>> BEGIN
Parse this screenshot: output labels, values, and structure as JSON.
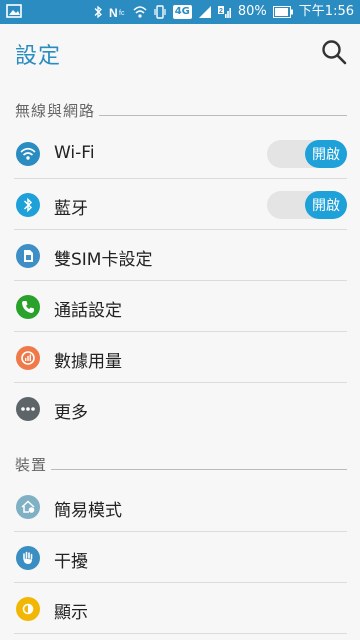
{
  "status_bar": {
    "battery": "80%",
    "time": "下午1:56",
    "network": "4G"
  },
  "app_bar": {
    "title": "設定"
  },
  "sections": {
    "network": {
      "title": "無線與網路",
      "wifi": {
        "label": "Wi-Fi",
        "toggle": "開啟"
      },
      "bluetooth": {
        "label": "藍牙",
        "toggle": "開啟"
      },
      "dual_sim": {
        "label": "雙SIM卡設定"
      },
      "call": {
        "label": "通話設定"
      },
      "data_usage": {
        "label": "數據用量"
      },
      "more": {
        "label": "更多"
      }
    },
    "device": {
      "title": "裝置",
      "easy_mode": {
        "label": "簡易模式"
      },
      "do_not_disturb": {
        "label": "干擾"
      },
      "display": {
        "label": "顯示"
      }
    }
  },
  "colors": {
    "status_bar": "#2a8cc0",
    "accent": "#1ea0d8",
    "wifi_icon": "#2a8cc0",
    "bluetooth_icon": "#1ea0d8",
    "dual_sim_icon": "#3f8fc7",
    "call_icon": "#2aa12a",
    "data_usage_icon": "#ee7a4a",
    "more_icon": "#5d6569",
    "easy_mode_icon": "#7fb0c4",
    "dnd_icon": "#3a8ec2",
    "display_icon": "#f2b705"
  },
  "icons": {
    "status_left": "image-icon",
    "wifi": "wifi-icon",
    "bluetooth": "bluetooth-icon",
    "dual_sim": "sim-card-icon",
    "call": "phone-icon",
    "data_usage": "data-usage-icon",
    "more": "more-dots-icon",
    "easy_mode": "house-icon",
    "do_not_disturb": "hand-icon",
    "display": "brightness-icon",
    "search": "search-icon"
  }
}
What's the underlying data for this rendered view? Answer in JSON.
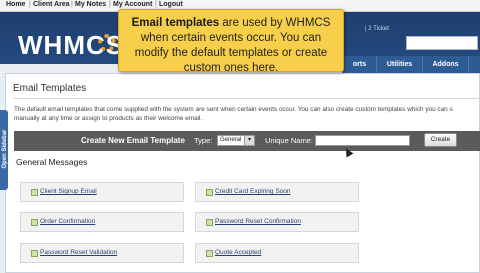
{
  "topnav": [
    "Home",
    "Client Area",
    "My Notes",
    "My Account",
    "Logout"
  ],
  "header": {
    "logo": "WHMCS",
    "right_text": "| 2 Ticket",
    "nav_tabs": [
      "orts",
      "Utilities",
      "Addons"
    ]
  },
  "callout": {
    "bold": "Email templates",
    "text": " are used by WHMCS when certain events occur. You can modify the default templates or create custom ones here."
  },
  "sidebar": {
    "label": "Open Sidebar"
  },
  "page": {
    "title": "Email Templates",
    "intro_line1": "The default email templates that come supplied with the system are sent when certain events occur. You can also create custom templates which you can s",
    "intro_line2": "manually at any time or assign to products as their welcome email."
  },
  "create_bar": {
    "title": "Create New Email Template",
    "type_label": "Type:",
    "type_value": "General",
    "unique_name_label": "Unique Name:",
    "unique_name_value": "",
    "create_button": "Create"
  },
  "sections": {
    "general_title": "General Messages",
    "templates": [
      "Client Signup Email",
      "Credit Card Expiring Soon",
      "Order Confirmation",
      "Password Reset Confirmation",
      "Password Reset Validation",
      "Quote Accepted"
    ]
  }
}
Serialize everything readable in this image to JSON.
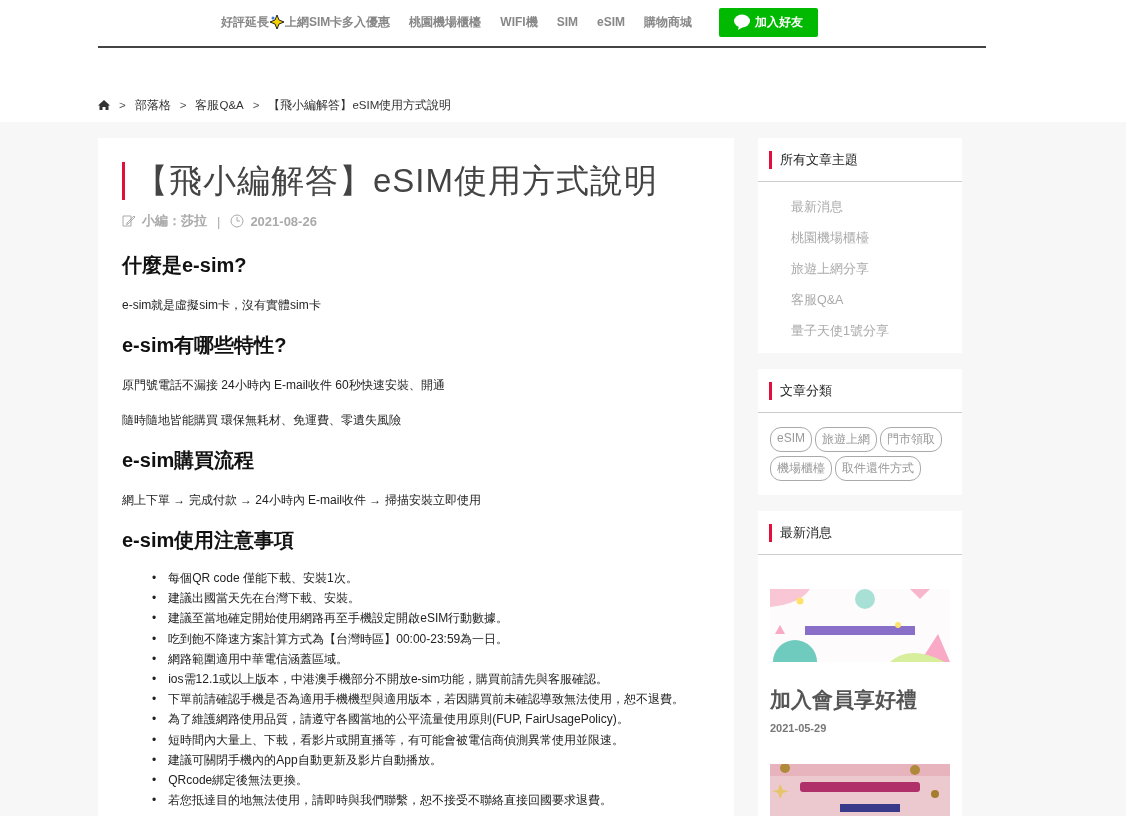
{
  "nav": {
    "items": [
      {
        "kind": "promo",
        "text": "好評延長",
        "text_2": "上網SIM卡多入優惠"
      },
      {
        "kind": "plain",
        "text": "桃園機場櫃檯"
      },
      {
        "kind": "plain",
        "text": "WIFI機"
      },
      {
        "kind": "plain",
        "text": "SIM"
      },
      {
        "kind": "plain",
        "text": "eSIM"
      },
      {
        "kind": "plain",
        "text": "購物商城"
      }
    ],
    "line_button": {
      "label": "加入好友"
    }
  },
  "breadcrumb": {
    "separator": ">",
    "items": [
      "部落格",
      "客服Q&A",
      "【飛小編解答】eSIM使用方式說明"
    ]
  },
  "article": {
    "title": "【飛小編解答】eSIM使用方式說明",
    "author": "小編：莎拉",
    "meta_separator": "|",
    "date": "2021-08-26",
    "blocks": [
      {
        "kind": "heading",
        "text": "什麼是e-sim?"
      },
      {
        "kind": "paragraph",
        "text": "e-sim就是虛擬sim卡，沒有實體sim卡"
      },
      {
        "kind": "heading",
        "text": "e-sim有哪些特性?"
      },
      {
        "kind": "paragraph",
        "text": "原門號電話不漏接 24小時內 E-mail收件 60秒快速安裝、開通"
      },
      {
        "kind": "paragraph",
        "text": "隨時隨地皆能購買 環保無耗材、免運費、零遺失風險"
      },
      {
        "kind": "heading",
        "text": "e-sim購買流程"
      },
      {
        "kind": "paragraph",
        "text": "網上下單 → 完成付款 → 24小時內 E-mail收件 → 掃描安裝立即使用"
      },
      {
        "kind": "heading",
        "text": "e-sim使用注意事項"
      },
      {
        "kind": "list",
        "marker": "•",
        "items": [
          "每個QR code 僅能下載、安裝1次。",
          "建議出國當天先在台灣下載、安裝。",
          "建議至當地確定開始使用網路再至手機設定開啟eSIM行動數據。",
          "吃到飽不降速方案計算方式為【台灣時區】00:00-23:59為一日。",
          "網路範圍適用中華電信涵蓋區域。",
          " ios需12.1或以上版本，中港澳手機部分不開放e-sim功能，購買前請先與客服確認。",
          "下單前請確認手機是否為適用手機機型與適用版本，若因購買前未確認導致無法使用，恕不退費。",
          "為了維護網路使用品質，請遵守各國當地的公平流量使用原則(FUP, FairUsagePolicy)。",
          "短時間內大量上、下載，看影片或開直播等，有可能會被電信商偵測異常使用並限速。",
          "建議可關閉手機內的App自動更新及影片自動播放。",
          "QRcode綁定後無法更換。",
          "若您抵達目的地無法使用，請即時與我們聯繫，恕不接受不聯絡直接回國要求退費。"
        ]
      }
    ]
  },
  "sidebar": [
    {
      "kind": "links",
      "title": "所有文章主題",
      "items": [
        "最新消息",
        "桃園機場櫃檯",
        "旅遊上網分享",
        "客服Q&A",
        "量子天使1號分享"
      ]
    },
    {
      "kind": "tags",
      "title": "文章分類",
      "tags": [
        "eSIM",
        "旅遊上網",
        "門市領取",
        "機場櫃檯",
        "取件還件方式"
      ]
    },
    {
      "kind": "news",
      "title": "最新消息",
      "posts": [
        {
          "kind": "picture",
          "title": "加入會員享好禮",
          "date": "2021-05-29"
        },
        {
          "kind": "picture"
        }
      ]
    }
  ]
}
>> END
_WORK TO COMPLETE_. Set down the lines of the records above exactly, apart from the pictures.

_RESPONSE_.
Parse this screenshot: output labels, values, and structure as JSON.
{
  "status_bar": {
    "battery": "80%",
    "time": "下午1:56",
    "network": "4G"
  },
  "app_bar": {
    "title": "設定"
  },
  "sections": {
    "network": {
      "title": "無線與網路",
      "wifi": {
        "label": "Wi-Fi",
        "toggle": "開啟"
      },
      "bluetooth": {
        "label": "藍牙",
        "toggle": "開啟"
      },
      "dual_sim": {
        "label": "雙SIM卡設定"
      },
      "call": {
        "label": "通話設定"
      },
      "data_usage": {
        "label": "數據用量"
      },
      "more": {
        "label": "更多"
      }
    },
    "device": {
      "title": "裝置",
      "easy_mode": {
        "label": "簡易模式"
      },
      "do_not_disturb": {
        "label": "干擾"
      },
      "display": {
        "label": "顯示"
      }
    }
  },
  "colors": {
    "status_bar": "#2a8cc0",
    "accent": "#1ea0d8",
    "wifi_icon": "#2a8cc0",
    "bluetooth_icon": "#1ea0d8",
    "dual_sim_icon": "#3f8fc7",
    "call_icon": "#2aa12a",
    "data_usage_icon": "#ee7a4a",
    "more_icon": "#5d6569",
    "easy_mode_icon": "#7fb0c4",
    "dnd_icon": "#3a8ec2",
    "display_icon": "#f2b705"
  },
  "icons": {
    "status_left": "image-icon",
    "wifi": "wifi-icon",
    "bluetooth": "bluetooth-icon",
    "dual_sim": "sim-card-icon",
    "call": "phone-icon",
    "data_usage": "data-usage-icon",
    "more": "more-dots-icon",
    "easy_mode": "house-icon",
    "do_not_disturb": "hand-icon",
    "display": "brightness-icon",
    "search": "search-icon"
  }
}
What's the underlying data for this rendered view? Answer in JSON.
{
  "topnav": [
    "Home",
    "Client Area",
    "My Notes",
    "My Account",
    "Logout"
  ],
  "header": {
    "logo": "WHMCS",
    "right_text": "| 2 Ticket",
    "nav_tabs": [
      "orts",
      "Utilities",
      "Addons"
    ]
  },
  "callout": {
    "bold": "Email templates",
    "text": " are used by WHMCS when certain events occur. You can modify the default templates or create custom ones here."
  },
  "sidebar": {
    "label": "Open Sidebar"
  },
  "page": {
    "title": "Email Templates",
    "intro_line1": "The default email templates that come supplied with the system are sent when certain events occur. You can also create custom templates which you can s",
    "intro_line2": "manually at any time or assign to products as their welcome email."
  },
  "create_bar": {
    "title": "Create New Email Template",
    "type_label": "Type:",
    "type_value": "General",
    "unique_name_label": "Unique Name:",
    "unique_name_value": "",
    "create_button": "Create"
  },
  "sections": {
    "general_title": "General Messages",
    "templates": [
      "Client Signup Email",
      "Credit Card Expiring Soon",
      "Order Confirmation",
      "Password Reset Confirmation",
      "Password Reset Validation",
      "Quote Accepted"
    ]
  }
}
Serialize everything readable in this image to JSON.
{
  "nav": {
    "items": [
      {
        "kind": "promo",
        "text": "好評延長",
        "text_2": "上網SIM卡多入優惠"
      },
      {
        "kind": "plain",
        "text": "桃園機場櫃檯"
      },
      {
        "kind": "plain",
        "text": "WIFI機"
      },
      {
        "kind": "plain",
        "text": "SIM"
      },
      {
        "kind": "plain",
        "text": "eSIM"
      },
      {
        "kind": "plain",
        "text": "購物商城"
      }
    ],
    "line_button": {
      "label": "加入好友"
    }
  },
  "breadcrumb": {
    "separator": ">",
    "items": [
      "部落格",
      "客服Q&A",
      "【飛小編解答】eSIM使用方式說明"
    ]
  },
  "article": {
    "title": "【飛小編解答】eSIM使用方式說明",
    "author": "小編：莎拉",
    "meta_separator": "|",
    "date": "2021-08-26",
    "blocks": [
      {
        "kind": "heading",
        "text": "什麼是e-sim?"
      },
      {
        "kind": "paragraph",
        "text": "e-sim就是虛擬sim卡，沒有實體sim卡"
      },
      {
        "kind": "heading",
        "text": "e-sim有哪些特性?"
      },
      {
        "kind": "paragraph",
        "text": "原門號電話不漏接 24小時內 E-mail收件 60秒快速安裝、開通"
      },
      {
        "kind": "paragraph",
        "text": "隨時隨地皆能購買 環保無耗材、免運費、零遺失風險"
      },
      {
        "kind": "heading",
        "text": "e-sim購買流程"
      },
      {
        "kind": "paragraph",
        "text": "網上下單 → 完成付款 → 24小時內 E-mail收件 → 掃描安裝立即使用"
      },
      {
        "kind": "heading",
        "text": "e-sim使用注意事項"
      },
      {
        "kind": "list",
        "marker": "•",
        "items": [
          "每個QR code 僅能下載、安裝1次。",
          "建議出國當天先在台灣下載、安裝。",
          "建議至當地確定開始使用網路再至手機設定開啟eSIM行動數據。",
          "吃到飽不降速方案計算方式為【台灣時區】00:00-23:59為一日。",
          "網路範圍適用中華電信涵蓋區域。",
          " ios需12.1或以上版本，中港澳手機部分不開放e-sim功能，購買前請先與客服確認。",
          "下單前請確認手機是否為適用手機機型與適用版本，若因購買前未確認導致無法使用，恕不退費。",
          "為了維護網路使用品質，請遵守各國當地的公平流量使用原則(FUP, FairUsagePolicy)。",
          "短時間內大量上、下載，看影片或開直播等，有可能會被電信商偵測異常使用並限速。",
          "建議可關閉手機內的App自動更新及影片自動播放。",
          "QRcode綁定後無法更換。",
          "若您抵達目的地無法使用，請即時與我們聯繫，恕不接受不聯絡直接回國要求退費。"
        ]
      }
    ]
  },
  "sidebar": [
    {
      "kind": "links",
      "title": "所有文章主題",
      "items": [
        "最新消息",
        "桃園機場櫃檯",
        "旅遊上網分享",
        "客服Q&A",
        "量子天使1號分享"
      ]
    },
    {
      "kind": "tags",
      "title": "文章分類",
      "tags": [
        "eSIM",
        "旅遊上網",
        "門市領取",
        "機場櫃檯",
        "取件還件方式"
      ]
    },
    {
      "kind": "news",
      "title": "最新消息",
      "posts": [
        {
          "kind": "picture",
          "title": "加入會員享好禮",
          "date": "2021-05-29"
        },
        {
          "kind": "picture"
        }
      ]
    }
  ]
}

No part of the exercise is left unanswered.